- **TASK BRIEF**: An exact reproduction of the records is required, with all images left out.

- **DATA RECORDS**:

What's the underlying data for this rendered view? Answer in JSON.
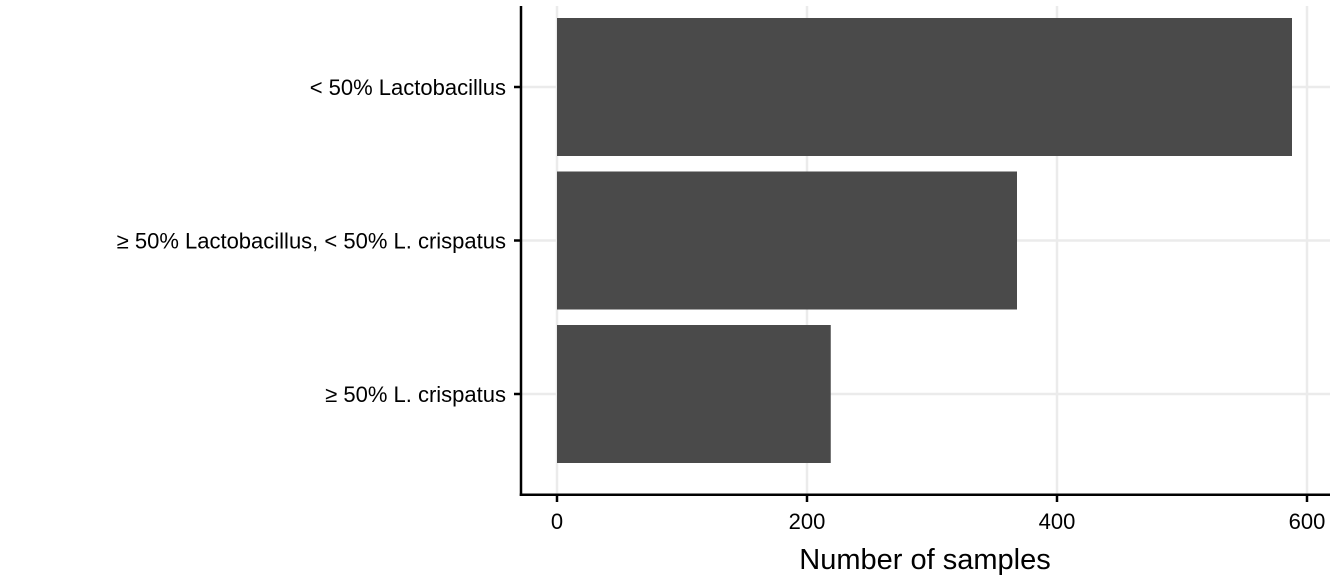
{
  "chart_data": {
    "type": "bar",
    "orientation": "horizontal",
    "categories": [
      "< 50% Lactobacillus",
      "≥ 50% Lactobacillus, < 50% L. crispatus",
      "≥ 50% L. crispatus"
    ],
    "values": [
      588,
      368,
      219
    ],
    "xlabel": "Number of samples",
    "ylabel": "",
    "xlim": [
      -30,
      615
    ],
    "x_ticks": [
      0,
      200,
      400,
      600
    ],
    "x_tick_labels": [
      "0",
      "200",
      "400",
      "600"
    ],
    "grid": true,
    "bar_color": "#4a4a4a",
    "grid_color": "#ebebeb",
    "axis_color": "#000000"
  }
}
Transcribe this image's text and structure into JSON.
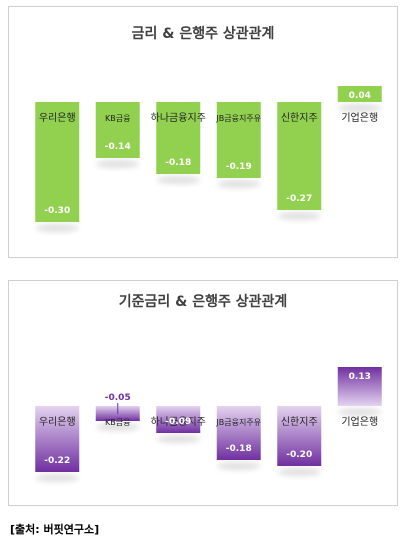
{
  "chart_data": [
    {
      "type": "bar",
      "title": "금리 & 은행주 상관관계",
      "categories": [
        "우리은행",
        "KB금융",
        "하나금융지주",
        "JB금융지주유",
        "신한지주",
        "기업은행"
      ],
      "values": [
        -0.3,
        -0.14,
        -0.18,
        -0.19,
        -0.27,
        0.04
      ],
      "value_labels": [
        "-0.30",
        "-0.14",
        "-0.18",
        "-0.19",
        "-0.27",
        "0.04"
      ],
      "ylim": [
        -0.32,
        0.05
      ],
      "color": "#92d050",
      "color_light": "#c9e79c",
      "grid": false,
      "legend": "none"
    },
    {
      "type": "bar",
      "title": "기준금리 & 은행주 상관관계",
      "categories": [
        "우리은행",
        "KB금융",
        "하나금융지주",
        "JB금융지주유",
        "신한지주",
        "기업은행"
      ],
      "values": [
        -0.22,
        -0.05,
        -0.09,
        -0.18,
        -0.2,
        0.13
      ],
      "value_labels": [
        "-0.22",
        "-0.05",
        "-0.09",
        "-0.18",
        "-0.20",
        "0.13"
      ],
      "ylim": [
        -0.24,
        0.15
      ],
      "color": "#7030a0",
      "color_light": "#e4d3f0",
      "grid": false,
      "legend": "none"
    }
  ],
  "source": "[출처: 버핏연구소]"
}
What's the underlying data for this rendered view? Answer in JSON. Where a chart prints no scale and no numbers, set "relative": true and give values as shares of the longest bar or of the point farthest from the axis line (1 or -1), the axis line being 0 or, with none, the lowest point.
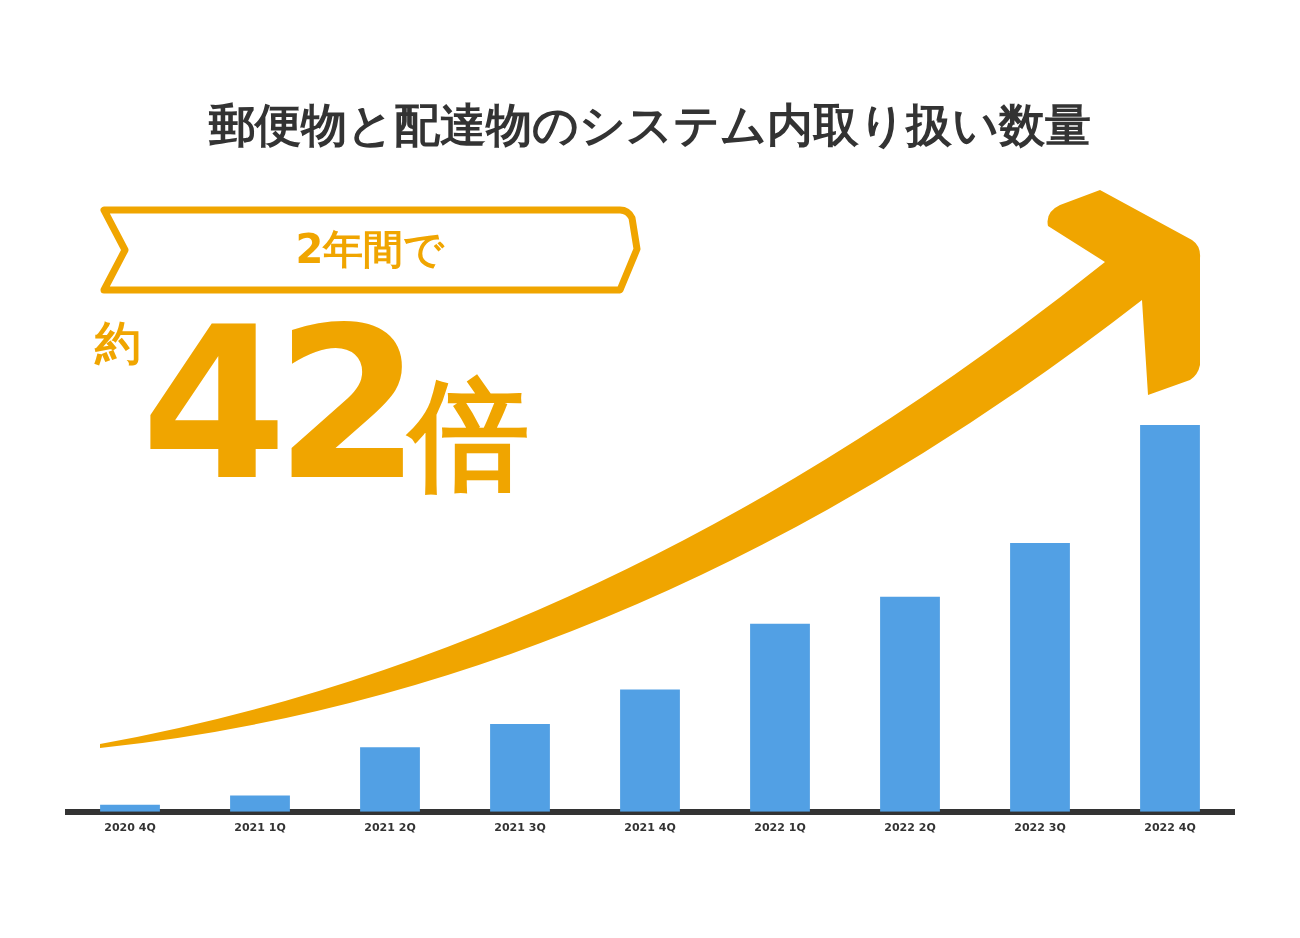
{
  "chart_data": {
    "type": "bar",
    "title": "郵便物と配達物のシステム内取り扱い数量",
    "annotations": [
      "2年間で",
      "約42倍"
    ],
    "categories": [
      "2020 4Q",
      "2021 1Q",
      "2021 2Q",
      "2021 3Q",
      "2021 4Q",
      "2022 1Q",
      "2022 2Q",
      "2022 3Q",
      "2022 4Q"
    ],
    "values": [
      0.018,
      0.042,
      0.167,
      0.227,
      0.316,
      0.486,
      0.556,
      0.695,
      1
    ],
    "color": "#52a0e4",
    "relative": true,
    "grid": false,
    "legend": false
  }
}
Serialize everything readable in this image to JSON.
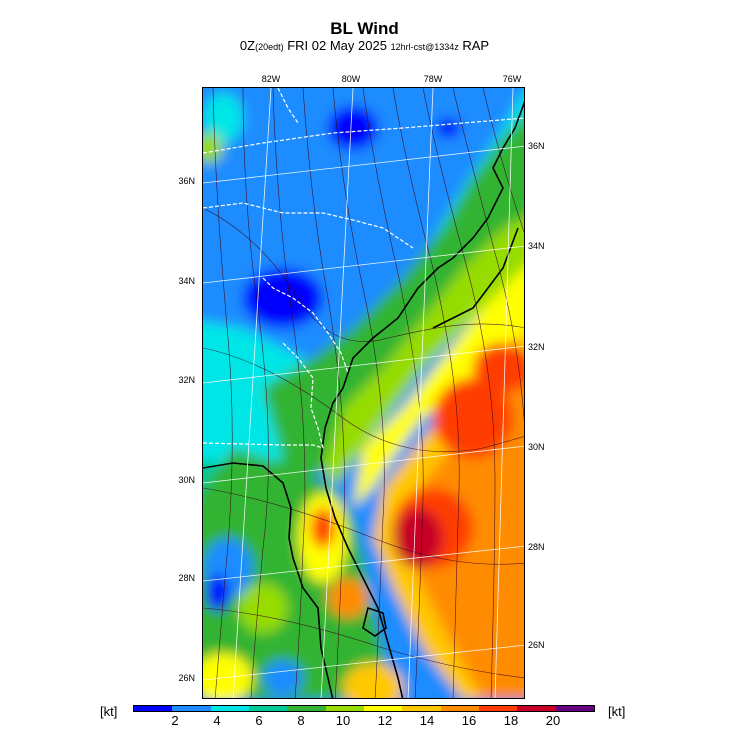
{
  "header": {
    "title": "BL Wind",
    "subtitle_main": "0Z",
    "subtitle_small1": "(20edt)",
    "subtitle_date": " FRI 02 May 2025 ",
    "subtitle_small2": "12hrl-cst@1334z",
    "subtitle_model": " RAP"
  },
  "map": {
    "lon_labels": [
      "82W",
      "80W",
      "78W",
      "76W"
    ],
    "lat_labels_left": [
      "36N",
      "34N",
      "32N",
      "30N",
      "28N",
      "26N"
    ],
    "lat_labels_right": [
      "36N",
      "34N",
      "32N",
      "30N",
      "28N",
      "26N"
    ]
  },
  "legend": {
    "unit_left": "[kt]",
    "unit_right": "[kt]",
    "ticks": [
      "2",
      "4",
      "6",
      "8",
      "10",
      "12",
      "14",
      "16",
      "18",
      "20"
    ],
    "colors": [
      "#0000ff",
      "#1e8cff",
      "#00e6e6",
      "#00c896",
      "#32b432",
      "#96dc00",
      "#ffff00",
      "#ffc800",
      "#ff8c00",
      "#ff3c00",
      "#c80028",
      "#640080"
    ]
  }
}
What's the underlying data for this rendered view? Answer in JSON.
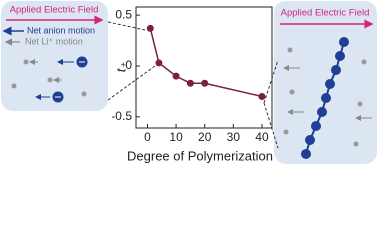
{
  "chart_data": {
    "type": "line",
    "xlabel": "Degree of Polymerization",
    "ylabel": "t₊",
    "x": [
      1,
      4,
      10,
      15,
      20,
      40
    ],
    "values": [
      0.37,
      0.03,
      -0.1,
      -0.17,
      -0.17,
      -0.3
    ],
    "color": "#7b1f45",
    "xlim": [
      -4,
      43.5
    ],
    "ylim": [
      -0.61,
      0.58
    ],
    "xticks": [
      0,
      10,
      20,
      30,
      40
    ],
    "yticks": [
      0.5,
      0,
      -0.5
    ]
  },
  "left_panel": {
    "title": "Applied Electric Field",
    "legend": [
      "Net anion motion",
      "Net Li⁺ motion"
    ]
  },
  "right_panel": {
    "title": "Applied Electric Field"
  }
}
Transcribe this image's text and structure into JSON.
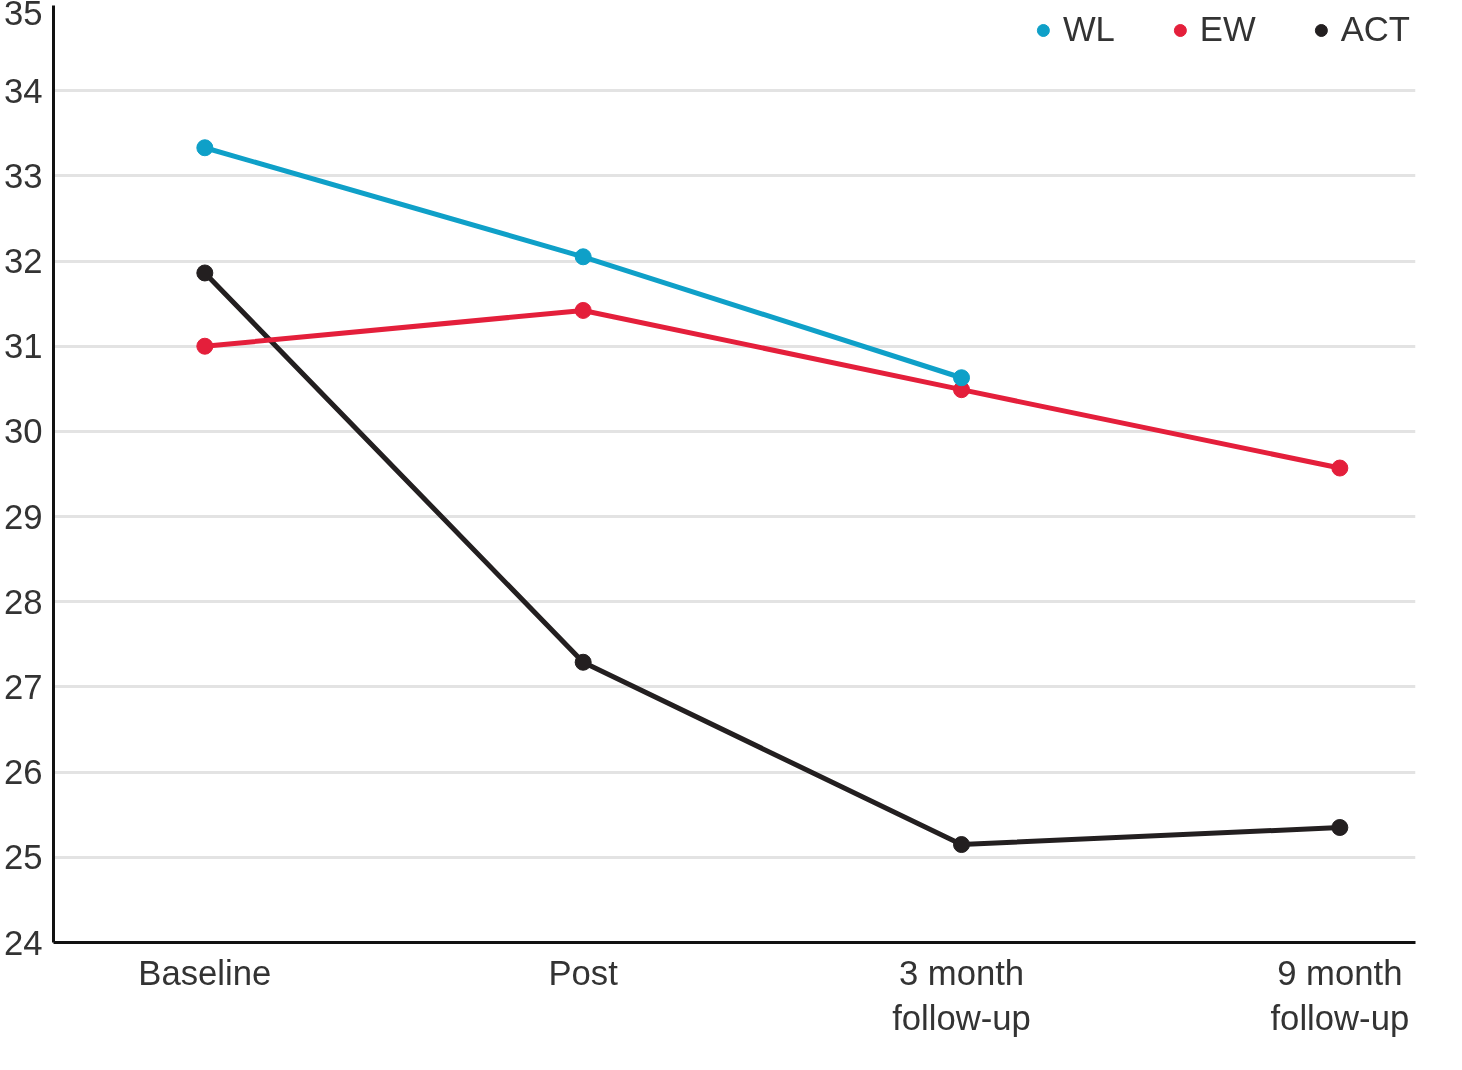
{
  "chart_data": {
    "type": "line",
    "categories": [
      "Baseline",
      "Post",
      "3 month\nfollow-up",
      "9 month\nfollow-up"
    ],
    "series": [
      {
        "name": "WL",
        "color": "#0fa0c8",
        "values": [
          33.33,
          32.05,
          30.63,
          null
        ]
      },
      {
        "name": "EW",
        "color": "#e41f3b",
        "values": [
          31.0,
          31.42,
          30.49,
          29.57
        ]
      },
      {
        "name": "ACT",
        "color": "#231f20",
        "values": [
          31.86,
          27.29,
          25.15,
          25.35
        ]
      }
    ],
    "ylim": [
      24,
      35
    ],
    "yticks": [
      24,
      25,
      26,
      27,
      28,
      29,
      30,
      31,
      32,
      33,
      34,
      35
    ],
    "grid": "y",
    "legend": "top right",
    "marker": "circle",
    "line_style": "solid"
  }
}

- **SOLVED EXERCISE**:
What's the underlying data for this rendered view? Answer in JSON.
{
  "chart_data": {
    "type": "bar",
    "orientation": "horizontal",
    "categories": [
      "< 50% Lactobacillus",
      "≥ 50% Lactobacillus, < 50% L. crispatus",
      "≥ 50% L. crispatus"
    ],
    "values": [
      588,
      368,
      219
    ],
    "xlabel": "Number of samples",
    "ylabel": "",
    "xlim": [
      -30,
      615
    ],
    "x_ticks": [
      0,
      200,
      400,
      600
    ],
    "x_tick_labels": [
      "0",
      "200",
      "400",
      "600"
    ],
    "grid": true,
    "bar_color": "#4a4a4a",
    "grid_color": "#ebebeb",
    "axis_color": "#000000"
  }
}
Transcribe this image's text and structure into JSON.
{
  "chart_data": [
    {
      "type": "bar",
      "title": "금리 & 은행주 상관관계",
      "categories": [
        "우리은행",
        "KB금융",
        "하나금융지주",
        "JB금융지주유",
        "신한지주",
        "기업은행"
      ],
      "values": [
        -0.3,
        -0.14,
        -0.18,
        -0.19,
        -0.27,
        0.04
      ],
      "value_labels": [
        "-0.30",
        "-0.14",
        "-0.18",
        "-0.19",
        "-0.27",
        "0.04"
      ],
      "ylim": [
        -0.32,
        0.05
      ],
      "color": "#92d050",
      "color_light": "#c9e79c",
      "grid": false,
      "legend": "none"
    },
    {
      "type": "bar",
      "title": "기준금리 & 은행주 상관관계",
      "categories": [
        "우리은행",
        "KB금융",
        "하나금융지주",
        "JB금융지주유",
        "신한지주",
        "기업은행"
      ],
      "values": [
        -0.22,
        -0.05,
        -0.09,
        -0.18,
        -0.2,
        0.13
      ],
      "value_labels": [
        "-0.22",
        "-0.05",
        "-0.09",
        "-0.18",
        "-0.20",
        "0.13"
      ],
      "ylim": [
        -0.24,
        0.15
      ],
      "color": "#7030a0",
      "color_light": "#e4d3f0",
      "grid": false,
      "legend": "none"
    }
  ],
  "source": "[출처: 버핏연구소]"
}
What's the underlying data for this rendered view? Answer in JSON. Where a chart prints no scale and no numbers, set "relative": true and give values as shares of the longest bar or of the point farthest from the axis line (1 or -1), the axis line being 0 or, with none, the lowest point.
{
  "chart_data": {
    "type": "bar",
    "title": "郵便物と配達物のシステム内取り扱い数量",
    "annotations": [
      "2年間で",
      "約42倍"
    ],
    "categories": [
      "2020 4Q",
      "2021 1Q",
      "2021 2Q",
      "2021 3Q",
      "2021 4Q",
      "2022 1Q",
      "2022 2Q",
      "2022 3Q",
      "2022 4Q"
    ],
    "values": [
      0.018,
      0.042,
      0.167,
      0.227,
      0.316,
      0.486,
      0.556,
      0.695,
      1
    ],
    "color": "#52a0e4",
    "relative": true,
    "grid": false,
    "legend": false
  }
}
Serialize everything readable in this image to JSON.
{
  "header": {
    "title": "BL Wind",
    "subtitle_main": "0Z",
    "subtitle_small1": "(20edt)",
    "subtitle_date": " FRI 02 May 2025 ",
    "subtitle_small2": "12hrl-cst@1334z",
    "subtitle_model": " RAP"
  },
  "map": {
    "lon_labels": [
      "82W",
      "80W",
      "78W",
      "76W"
    ],
    "lat_labels_left": [
      "36N",
      "34N",
      "32N",
      "30N",
      "28N",
      "26N"
    ],
    "lat_labels_right": [
      "36N",
      "34N",
      "32N",
      "30N",
      "28N",
      "26N"
    ]
  },
  "legend": {
    "unit_left": "[kt]",
    "unit_right": "[kt]",
    "ticks": [
      "2",
      "4",
      "6",
      "8",
      "10",
      "12",
      "14",
      "16",
      "18",
      "20"
    ],
    "colors": [
      "#0000ff",
      "#1e8cff",
      "#00e6e6",
      "#00c896",
      "#32b432",
      "#96dc00",
      "#ffff00",
      "#ffc800",
      "#ff8c00",
      "#ff3c00",
      "#c80028",
      "#640080"
    ]
  }
}
What's the underlying data for this rendered view? Answer in JSON.
{
  "chart_data": {
    "type": "line",
    "xlabel": "Degree of Polymerization",
    "ylabel": "t₊",
    "x": [
      1,
      4,
      10,
      15,
      20,
      40
    ],
    "values": [
      0.37,
      0.03,
      -0.1,
      -0.17,
      -0.17,
      -0.3
    ],
    "color": "#7b1f45",
    "xlim": [
      -4,
      43.5
    ],
    "ylim": [
      -0.61,
      0.58
    ],
    "xticks": [
      0,
      10,
      20,
      30,
      40
    ],
    "yticks": [
      0.5,
      0,
      -0.5
    ]
  },
  "left_panel": {
    "title": "Applied Electric Field",
    "legend": [
      "Net anion motion",
      "Net Li⁺ motion"
    ]
  },
  "right_panel": {
    "title": "Applied Electric Field"
  }
}
Transcribe this image's text and structure into JSON.
{
  "chart_data": {
    "type": "line",
    "categories": [
      "Baseline",
      "Post",
      "3 month\nfollow-up",
      "9 month\nfollow-up"
    ],
    "series": [
      {
        "name": "WL",
        "color": "#0fa0c8",
        "values": [
          33.33,
          32.05,
          30.63,
          null
        ]
      },
      {
        "name": "EW",
        "color": "#e41f3b",
        "values": [
          31.0,
          31.42,
          30.49,
          29.57
        ]
      },
      {
        "name": "ACT",
        "color": "#231f20",
        "values": [
          31.86,
          27.29,
          25.15,
          25.35
        ]
      }
    ],
    "ylim": [
      24,
      35
    ],
    "yticks": [
      24,
      25,
      26,
      27,
      28,
      29,
      30,
      31,
      32,
      33,
      34,
      35
    ],
    "grid": "y",
    "legend": "top right",
    "marker": "circle",
    "line_style": "solid"
  }
}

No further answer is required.